> _What is expected_:
The entries below should be given again exactly, minus their pictures.
▼
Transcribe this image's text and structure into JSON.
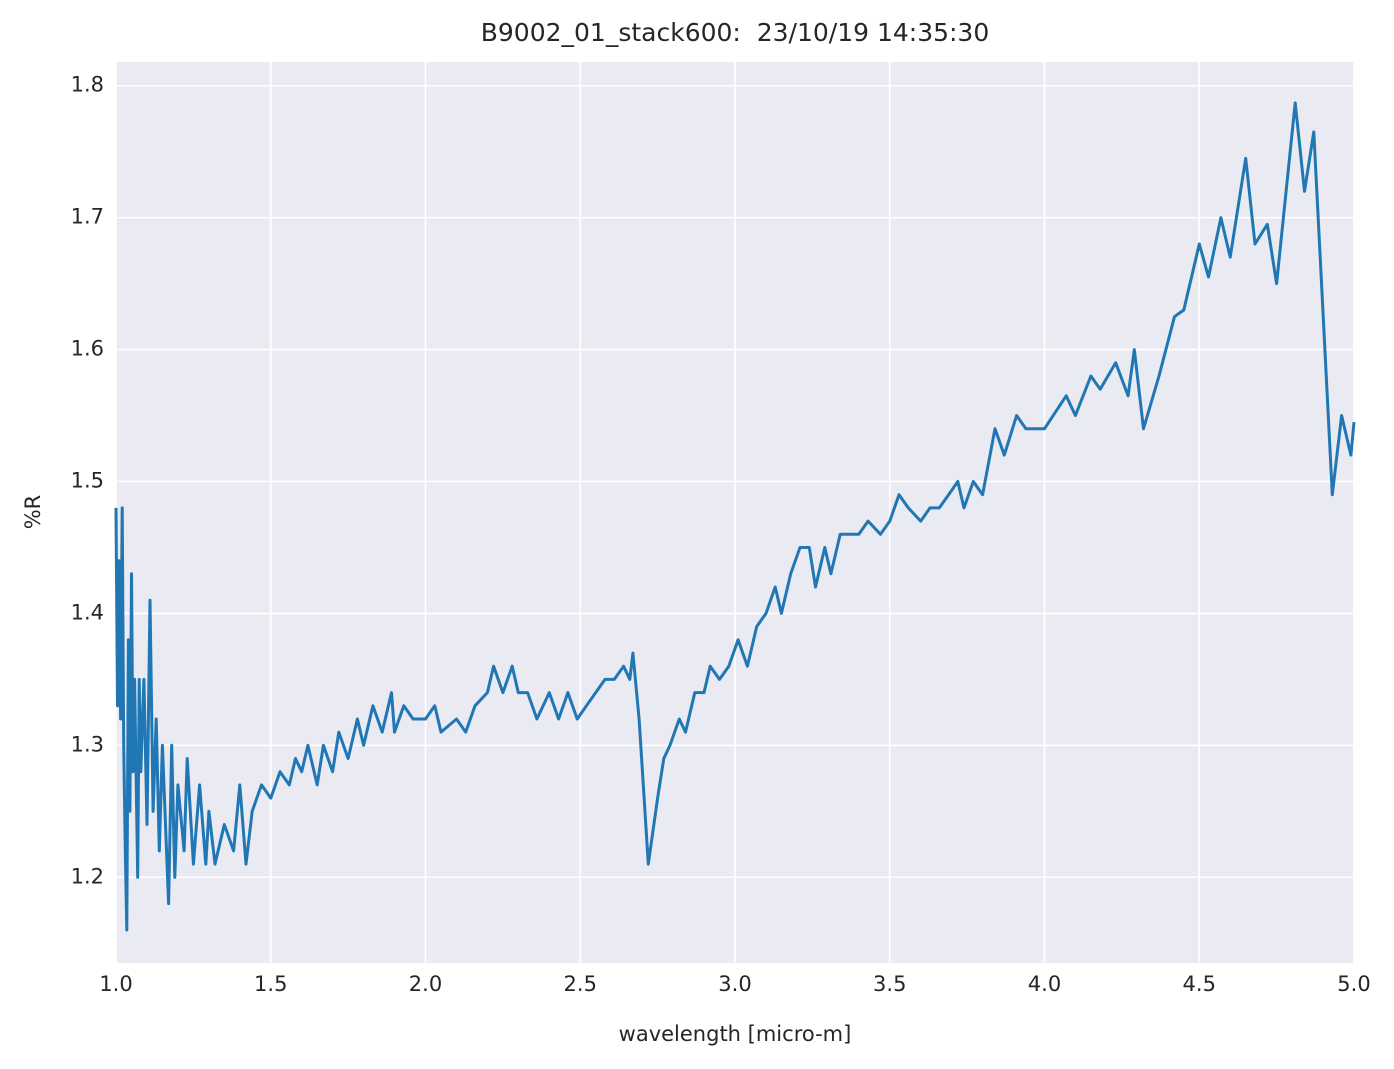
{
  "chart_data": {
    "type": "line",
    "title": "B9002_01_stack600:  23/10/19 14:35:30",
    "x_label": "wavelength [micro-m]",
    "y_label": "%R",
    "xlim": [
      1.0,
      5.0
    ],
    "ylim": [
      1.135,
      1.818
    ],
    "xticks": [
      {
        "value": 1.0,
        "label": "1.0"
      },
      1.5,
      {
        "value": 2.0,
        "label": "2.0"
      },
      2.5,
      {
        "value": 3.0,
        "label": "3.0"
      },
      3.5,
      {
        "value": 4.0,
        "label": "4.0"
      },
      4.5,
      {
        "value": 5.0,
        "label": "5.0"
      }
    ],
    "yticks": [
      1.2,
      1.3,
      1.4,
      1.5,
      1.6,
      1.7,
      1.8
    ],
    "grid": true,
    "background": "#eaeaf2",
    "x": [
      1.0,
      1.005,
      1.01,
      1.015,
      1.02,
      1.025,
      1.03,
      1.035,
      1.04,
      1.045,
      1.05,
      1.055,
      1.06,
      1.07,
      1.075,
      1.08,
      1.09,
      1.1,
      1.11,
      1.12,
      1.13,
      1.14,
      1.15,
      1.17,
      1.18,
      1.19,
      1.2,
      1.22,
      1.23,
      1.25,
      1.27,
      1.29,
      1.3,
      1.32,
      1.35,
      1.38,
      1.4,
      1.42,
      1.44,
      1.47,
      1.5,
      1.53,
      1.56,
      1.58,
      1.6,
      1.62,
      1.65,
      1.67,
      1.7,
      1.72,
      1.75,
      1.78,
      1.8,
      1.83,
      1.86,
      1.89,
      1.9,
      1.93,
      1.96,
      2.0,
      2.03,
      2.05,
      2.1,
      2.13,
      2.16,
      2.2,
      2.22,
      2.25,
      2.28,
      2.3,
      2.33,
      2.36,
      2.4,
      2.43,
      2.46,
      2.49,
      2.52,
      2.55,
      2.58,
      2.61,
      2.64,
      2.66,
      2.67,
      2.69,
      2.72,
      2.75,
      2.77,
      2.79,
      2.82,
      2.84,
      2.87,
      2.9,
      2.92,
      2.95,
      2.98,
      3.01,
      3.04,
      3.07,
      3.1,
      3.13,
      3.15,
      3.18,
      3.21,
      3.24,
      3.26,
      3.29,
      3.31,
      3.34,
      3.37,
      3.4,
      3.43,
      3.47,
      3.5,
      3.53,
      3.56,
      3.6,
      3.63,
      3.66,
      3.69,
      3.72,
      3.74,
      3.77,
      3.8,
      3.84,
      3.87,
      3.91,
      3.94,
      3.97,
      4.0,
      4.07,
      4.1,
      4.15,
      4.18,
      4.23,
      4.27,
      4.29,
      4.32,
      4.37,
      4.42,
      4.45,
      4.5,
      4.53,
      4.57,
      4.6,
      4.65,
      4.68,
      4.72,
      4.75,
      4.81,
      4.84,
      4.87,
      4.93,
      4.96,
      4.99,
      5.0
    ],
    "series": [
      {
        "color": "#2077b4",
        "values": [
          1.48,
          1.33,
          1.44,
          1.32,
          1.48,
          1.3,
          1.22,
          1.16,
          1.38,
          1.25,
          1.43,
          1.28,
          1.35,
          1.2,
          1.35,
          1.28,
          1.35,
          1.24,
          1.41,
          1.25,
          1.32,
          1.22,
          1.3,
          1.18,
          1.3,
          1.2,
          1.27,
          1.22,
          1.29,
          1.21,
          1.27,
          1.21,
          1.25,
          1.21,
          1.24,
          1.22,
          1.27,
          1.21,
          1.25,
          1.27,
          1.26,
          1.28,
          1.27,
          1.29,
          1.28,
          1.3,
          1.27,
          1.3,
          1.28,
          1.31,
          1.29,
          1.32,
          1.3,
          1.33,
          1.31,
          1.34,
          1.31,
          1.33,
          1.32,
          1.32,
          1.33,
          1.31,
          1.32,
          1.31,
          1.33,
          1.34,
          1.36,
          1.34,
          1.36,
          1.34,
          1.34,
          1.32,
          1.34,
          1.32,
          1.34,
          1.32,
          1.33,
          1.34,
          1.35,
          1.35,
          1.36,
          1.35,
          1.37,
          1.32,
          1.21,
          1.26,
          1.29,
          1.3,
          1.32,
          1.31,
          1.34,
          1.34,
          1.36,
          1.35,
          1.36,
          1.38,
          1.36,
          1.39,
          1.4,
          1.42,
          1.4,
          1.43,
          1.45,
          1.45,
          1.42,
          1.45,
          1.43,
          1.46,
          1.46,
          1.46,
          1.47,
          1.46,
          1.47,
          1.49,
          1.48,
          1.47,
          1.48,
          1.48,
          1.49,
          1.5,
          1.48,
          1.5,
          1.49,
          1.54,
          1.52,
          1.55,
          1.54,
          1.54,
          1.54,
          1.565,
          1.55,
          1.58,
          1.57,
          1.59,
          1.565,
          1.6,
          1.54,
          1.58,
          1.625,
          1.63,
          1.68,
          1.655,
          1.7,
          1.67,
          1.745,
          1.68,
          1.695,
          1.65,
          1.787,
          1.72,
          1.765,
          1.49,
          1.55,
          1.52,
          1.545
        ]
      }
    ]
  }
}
▲
> _The completed task_:
Transcribe this image's text and structure into JSON.
{
  "chart_data": {
    "type": "line",
    "title": "B9002_01_stack600:  23/10/19 14:35:30",
    "x_label": "wavelength [micro-m]",
    "y_label": "%R",
    "xlim": [
      1.0,
      5.0
    ],
    "ylim": [
      1.135,
      1.818
    ],
    "xticks": [
      {
        "value": 1.0,
        "label": "1.0"
      },
      1.5,
      {
        "value": 2.0,
        "label": "2.0"
      },
      2.5,
      {
        "value": 3.0,
        "label": "3.0"
      },
      3.5,
      {
        "value": 4.0,
        "label": "4.0"
      },
      4.5,
      {
        "value": 5.0,
        "label": "5.0"
      }
    ],
    "yticks": [
      1.2,
      1.3,
      1.4,
      1.5,
      1.6,
      1.7,
      1.8
    ],
    "grid": true,
    "background": "#eaeaf2",
    "x": [
      1.0,
      1.005,
      1.01,
      1.015,
      1.02,
      1.025,
      1.03,
      1.035,
      1.04,
      1.045,
      1.05,
      1.055,
      1.06,
      1.07,
      1.075,
      1.08,
      1.09,
      1.1,
      1.11,
      1.12,
      1.13,
      1.14,
      1.15,
      1.17,
      1.18,
      1.19,
      1.2,
      1.22,
      1.23,
      1.25,
      1.27,
      1.29,
      1.3,
      1.32,
      1.35,
      1.38,
      1.4,
      1.42,
      1.44,
      1.47,
      1.5,
      1.53,
      1.56,
      1.58,
      1.6,
      1.62,
      1.65,
      1.67,
      1.7,
      1.72,
      1.75,
      1.78,
      1.8,
      1.83,
      1.86,
      1.89,
      1.9,
      1.93,
      1.96,
      2.0,
      2.03,
      2.05,
      2.1,
      2.13,
      2.16,
      2.2,
      2.22,
      2.25,
      2.28,
      2.3,
      2.33,
      2.36,
      2.4,
      2.43,
      2.46,
      2.49,
      2.52,
      2.55,
      2.58,
      2.61,
      2.64,
      2.66,
      2.67,
      2.69,
      2.72,
      2.75,
      2.77,
      2.79,
      2.82,
      2.84,
      2.87,
      2.9,
      2.92,
      2.95,
      2.98,
      3.01,
      3.04,
      3.07,
      3.1,
      3.13,
      3.15,
      3.18,
      3.21,
      3.24,
      3.26,
      3.29,
      3.31,
      3.34,
      3.37,
      3.4,
      3.43,
      3.47,
      3.5,
      3.53,
      3.56,
      3.6,
      3.63,
      3.66,
      3.69,
      3.72,
      3.74,
      3.77,
      3.8,
      3.84,
      3.87,
      3.91,
      3.94,
      3.97,
      4.0,
      4.07,
      4.1,
      4.15,
      4.18,
      4.23,
      4.27,
      4.29,
      4.32,
      4.37,
      4.42,
      4.45,
      4.5,
      4.53,
      4.57,
      4.6,
      4.65,
      4.68,
      4.72,
      4.75,
      4.81,
      4.84,
      4.87,
      4.93,
      4.96,
      4.99,
      5.0
    ],
    "series": [
      {
        "color": "#2077b4",
        "values": [
          1.48,
          1.33,
          1.44,
          1.32,
          1.48,
          1.3,
          1.22,
          1.16,
          1.38,
          1.25,
          1.43,
          1.28,
          1.35,
          1.2,
          1.35,
          1.28,
          1.35,
          1.24,
          1.41,
          1.25,
          1.32,
          1.22,
          1.3,
          1.18,
          1.3,
          1.2,
          1.27,
          1.22,
          1.29,
          1.21,
          1.27,
          1.21,
          1.25,
          1.21,
          1.24,
          1.22,
          1.27,
          1.21,
          1.25,
          1.27,
          1.26,
          1.28,
          1.27,
          1.29,
          1.28,
          1.3,
          1.27,
          1.3,
          1.28,
          1.31,
          1.29,
          1.32,
          1.3,
          1.33,
          1.31,
          1.34,
          1.31,
          1.33,
          1.32,
          1.32,
          1.33,
          1.31,
          1.32,
          1.31,
          1.33,
          1.34,
          1.36,
          1.34,
          1.36,
          1.34,
          1.34,
          1.32,
          1.34,
          1.32,
          1.34,
          1.32,
          1.33,
          1.34,
          1.35,
          1.35,
          1.36,
          1.35,
          1.37,
          1.32,
          1.21,
          1.26,
          1.29,
          1.3,
          1.32,
          1.31,
          1.34,
          1.34,
          1.36,
          1.35,
          1.36,
          1.38,
          1.36,
          1.39,
          1.4,
          1.42,
          1.4,
          1.43,
          1.45,
          1.45,
          1.42,
          1.45,
          1.43,
          1.46,
          1.46,
          1.46,
          1.47,
          1.46,
          1.47,
          1.49,
          1.48,
          1.47,
          1.48,
          1.48,
          1.49,
          1.5,
          1.48,
          1.5,
          1.49,
          1.54,
          1.52,
          1.55,
          1.54,
          1.54,
          1.54,
          1.565,
          1.55,
          1.58,
          1.57,
          1.59,
          1.565,
          1.6,
          1.54,
          1.58,
          1.625,
          1.63,
          1.68,
          1.655,
          1.7,
          1.67,
          1.745,
          1.68,
          1.695,
          1.65,
          1.787,
          1.72,
          1.765,
          1.49,
          1.55,
          1.52,
          1.545
        ]
      }
    ]
  }
}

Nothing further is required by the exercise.